Filter out everything except lines holding "propesyonal".

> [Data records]
[BEGIN]

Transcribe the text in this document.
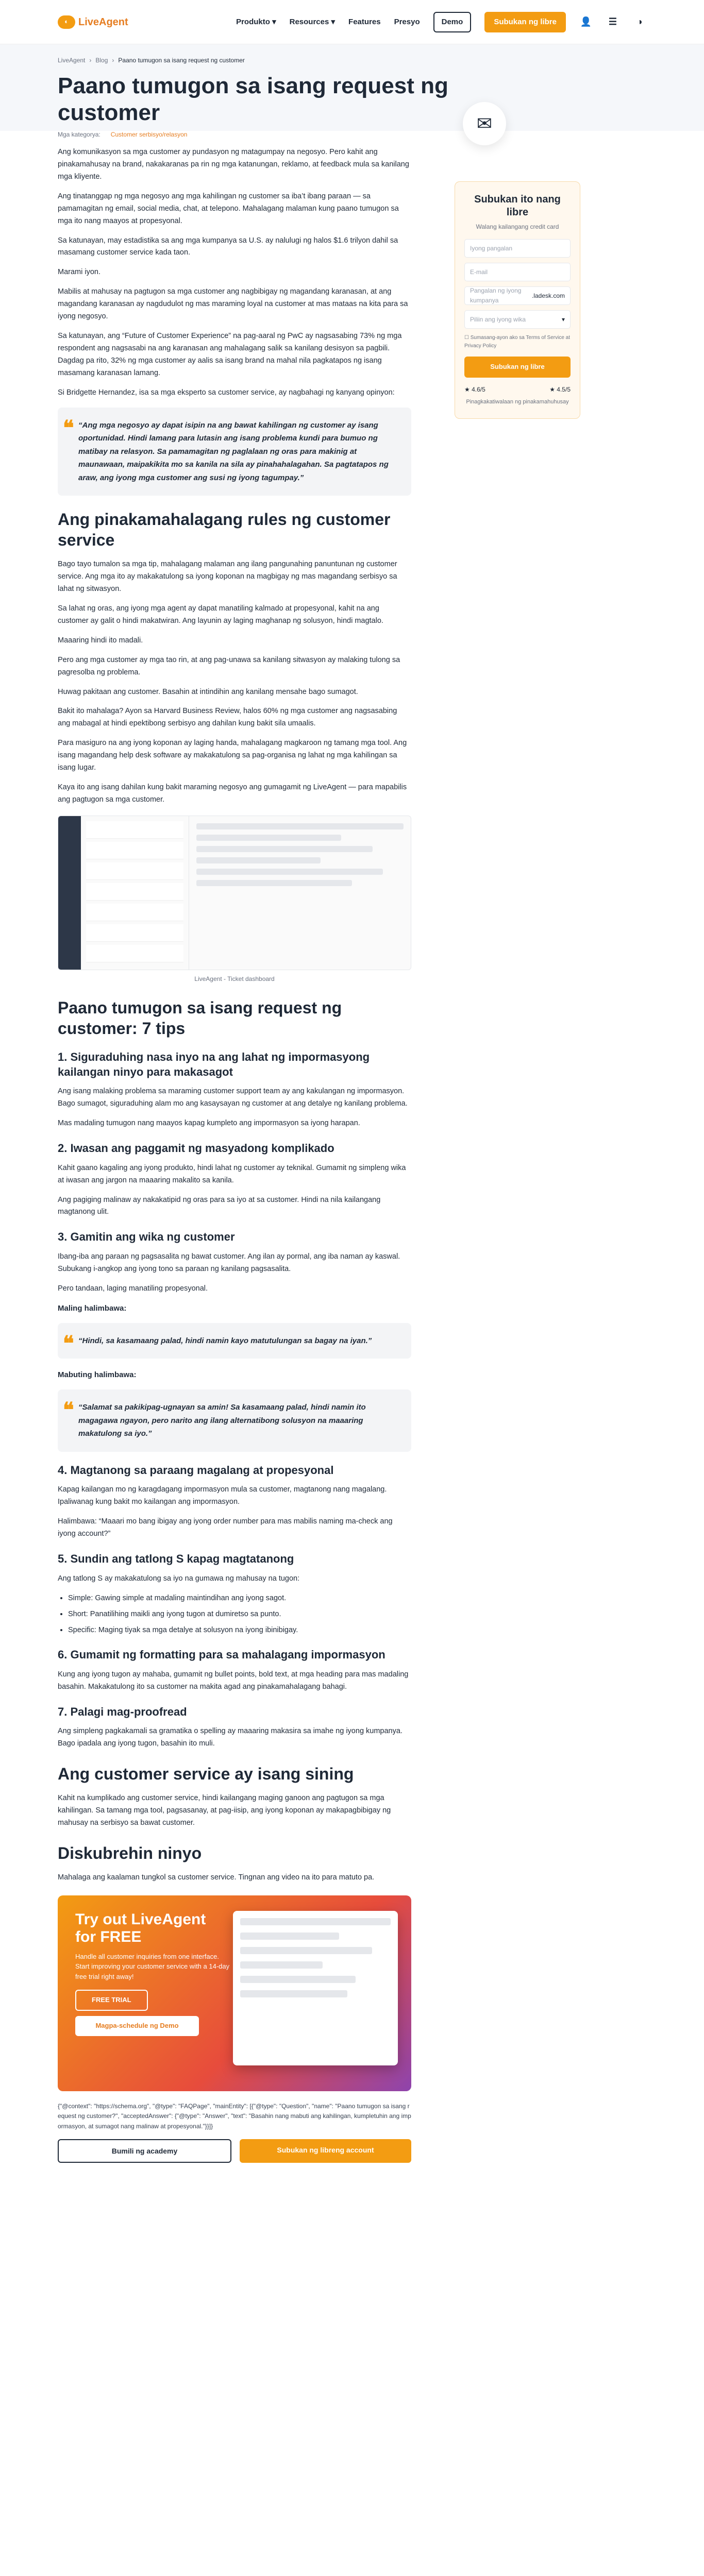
◐ LiveAgent	Produkto ▾ Resources ▾ Features Presyo	Demo	Subukan ng libre	👤 ☰	◑
LiveAgent › Blog › Paano tumugon sa isang request ng customer
Paano tumugon sa isang request ng customer	✉
Mga kategorya: Customer serbisyo/relasyon

Ang komunikasyon sa mga customer ay pundasyon ng matagumpay na negosyo. Pero kahit ang pinakamahusay na brand, nakakaranas pa rin ng mga katanungan, reklamo, at feedback mula sa kanilang mga kliyente.

Ang tinatanggap ng mga negosyo ang mga kahilingan ng customer sa iba’t ibang paraan — sa pamamagitan ng email, social media, chat, at telepono. Mahalagang malaman kung paano tumugon sa mga ito nang maayos at propesyonal.

Sa katunayan, may estadistika sa ang mga kumpanya sa U.S. ay nalulugi ng halos $1.6 trilyon dahil sa masamang customer service kada taon.

Marami iyon.

Mabilis at mahusay na pagtugon sa mga customer ang nagbibigay ng magandang karanasan, at ang magandang karanasan ay nagdudulot ng mas maraming loyal na customer at mas mataas na kita para sa iyong negosyo.

Sa katunayan, ang “Future of Customer Experience” na pag-aaral ng PwC ay nagsasabing 73% ng mga respondent ang nagsasabi na ang karanasan ang mahalagang salik sa kanilang desisyon sa pagbili. Dagdag pa rito, 32% ng mga customer ay aalis sa isang brand na mahal nila pagkatapos ng isang masamang karanasan lamang.

Si Bridgette Hernandez, isa sa mga eksperto sa customer service, ay nagbahagi ng kanyang opinyon:

❝ “Ang mga negosyo ay dapat isipin na ang bawat kahilingan ng customer ay isang oportunidad. Hindi lamang para lutasin ang isang problema kundi para bumuo ng matibay na relasyon. Sa pamamagitan ng paglalaan ng oras para makinig at maunawaan, maipakikita mo sa kanila na sila ay pinahahalagahan. Sa pagtatapos ng araw, ang iyong mga customer ang susi ng iyong tagumpay.”
Ang pinakamahalagang rules ng customer service

Bago tayo tumalon sa mga tip, mahalagang malaman ang ilang pangunahing panuntunan ng customer service. Ang mga ito ay makakatulong sa iyong koponan na magbigay ng mas magandang serbisyo sa lahat ng sitwasyon.

Sa lahat ng oras, ang iyong mga agent ay dapat manatiling kalmado at propesyonal, kahit na ang customer ay galit o hindi makatwiran. Ang layunin ay laging maghanap ng solusyon, hindi magtalo.

Maaaring hindi ito madali.

Pero ang mga customer ay mga tao rin, at ang pag-unawa sa kanilang sitwasyon ay malaking tulong sa pagresolba ng problema.

Huwag pakitaan ang customer. Basahin at intindihin ang kanilang mensahe bago sumagot.

Bakit ito mahalaga? Ayon sa Harvard Business Review, halos 60% ng mga customer ang nagsasabing ang mabagal at hindi epektibong serbisyo ang dahilan kung bakit sila umaalis.

Para masiguro na ang iyong koponan ay laging handa, mahalagang magkaroon ng tamang mga tool. Ang isang magandang help desk software ay makakatulong sa pag-organisa ng lahat ng mga kahilingan sa isang lugar.

Kaya ito ang isang dahilan kung bakit maraming negosyo ang gumagamit ng LiveAgent — para mapabilis ang pagtugon sa mga customer.

LiveAgent - Ticket dashboard
Paano tumugon sa isang request ng customer: 7 tips
1. Siguraduhing nasa inyo na ang lahat ng impormasyong kailangan ninyo para makasagot

Ang isang malaking problema sa maraming customer support team ay ang kakulangan ng impormasyon. Bago sumagot, siguraduhing alam mo ang kasaysayan ng customer at ang detalye ng kanilang problema.

Mas madaling tumugon nang maayos kapag kumpleto ang impormasyon sa iyong harapan.

2. Iwasan ang paggamit ng masyadong komplikado

Kahit gaano kagaling ang iyong produkto, hindi lahat ng customer ay teknikal. Gumamit ng simpleng wika at iwasan ang jargon na maaaring makalito sa kanila.

Ang pagiging malinaw ay nakakatipid ng oras para sa iyo at sa customer. Hindi na nila kailangang magtanong ulit.

3. Gamitin ang wika ng customer

Ibang-iba ang paraan ng pagsasalita ng bawat customer. Ang ilan ay pormal, ang iba naman ay kaswal. Subukang i-angkop ang iyong tono sa paraan ng kanilang pagsasalita.

Pero tandaan, laging manatiling propesyonal.

Maling halimbawa:
❝ “Hindi, sa kasamaang palad, hindi namin kayo matutulungan sa bagay na iyan.”
Mabuting halimbawa:
❝ “Salamat sa pakikipag-ugnayan sa amin! Sa kasamaang palad, hindi namin ito magagawa ngayon, pero narito ang ilang alternatibong solusyon na maaaring makatulong sa iyo.”
4. Magtanong sa paraang magalang at propesyonal

Kapag kailangan mo ng karagdagang impormasyon mula sa customer, magtanong nang magalang. Ipaliwanag kung bakit mo kailangan ang impormasyon.

Halimbawa: “Maaari mo bang ibigay ang iyong order number para mas mabilis naming ma-check ang iyong account?”

5. Sundin ang tatlong S kapag magtatanong

Ang tatlong S ay makakatulong sa iyo na gumawa ng mahusay na tugon:

• Simple: Gawing simple at madaling maintindihan ang iyong sagot.
• Short: Panatilihing maikli ang iyong tugon at dumiretso sa punto.
• Specific: Maging tiyak sa mga detalye at solusyon na iyong ibinibigay.
6. Gumamit ng formatting para sa mahalagang impormasyon

Kung ang iyong tugon ay mahaba, gumamit ng bullet points, bold text, at mga heading para mas madaling basahin. Makakatulong ito sa customer na makita agad ang pinakamahalagang bahagi.

7. Palagi mag-proofread

Ang simpleng pagkakamali sa gramatika o spelling ay maaaring makasira sa imahe ng iyong kumpanya. Bago ipadala ang iyong tugon, basahin ito muli.

Ang customer service ay isang sining

Kahit na kumplikado ang customer service, hindi kailangang maging ganoon ang pagtugon sa mga kahilingan. Sa tamang mga tool, pagsasanay, at pag-iisip, ang iyong koponan ay makapagbibigay ng mahusay na serbisyo sa bawat customer.

Diskubrehin ninyo

Mahalaga ang kaalaman tungkol sa customer service. Tingnan ang video na ito para matuto pa.

Try out LiveAgent for FREE

Handle all customer inquiries from one interface. Start improving your customer service with a 14-day free trial right away!

FREE TRIAL
Magpa-schedule ng Demo

{"@context": "https://schema.org", "@type": "FAQPage", "mainEntity": [{"@type": "Question", "name": "Paano tumugon sa isang request ng customer?", "acceptedAnswer": {"@type": "Answer", "text": "Basahin nang mabuti ang kahilingan, kumpletuhin ang impormasyon, at sumagot nang malinaw at propesyonal."}}]}

Bumili ng academy	Subukan ng libreng account
Subukan ito nang libre
Walang kailangang credit card
Iyong pangalan
E-mail
Pangalan ng iyong kumpanya
.ladesk.com
Piliin ang iyong wika	▾
☐ Sumasang-ayon ako sa Terms of Service at Privacy Policy
Subukan ng libre
★ 4.6/5	★ 4.5/5
Pinagkakatiwalaan ng pinakamahuhusay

[END]

> [EXERCISE ANSWER]
Ang tinatanggap ng mga negosyo ang mga kahilingan ng customer sa iba’t ibang paraan — sa pamamagitan ng email, social media, chat, at telepono. Mahalagang malaman kung paano tumugon sa mga ito nang maayos at propesyonal.
Sa lahat ng oras, ang iyong mga agent ay dapat manatiling kalmado at propesyonal, kahit na ang customer ay galit o hindi makatwiran. Ang layunin ay laging maghanap ng solusyon, hindi magtalo.
Pero tandaan, laging manatiling propesyonal.
4. Magtanong sa paraang magalang at propesyonal
{"@context": "https://schema.org", "@type": "FAQPage", "mainEntity": [{"@type": "Question", "name": "Paano tumugon sa isang request ng customer?", "acceptedAnswer": {"@type": "Answer", "text": "Basahin nang mabuti ang kahilingan, kumpletuhin ang impormasyon, at sumagot nang malinaw at propesyonal."}}]}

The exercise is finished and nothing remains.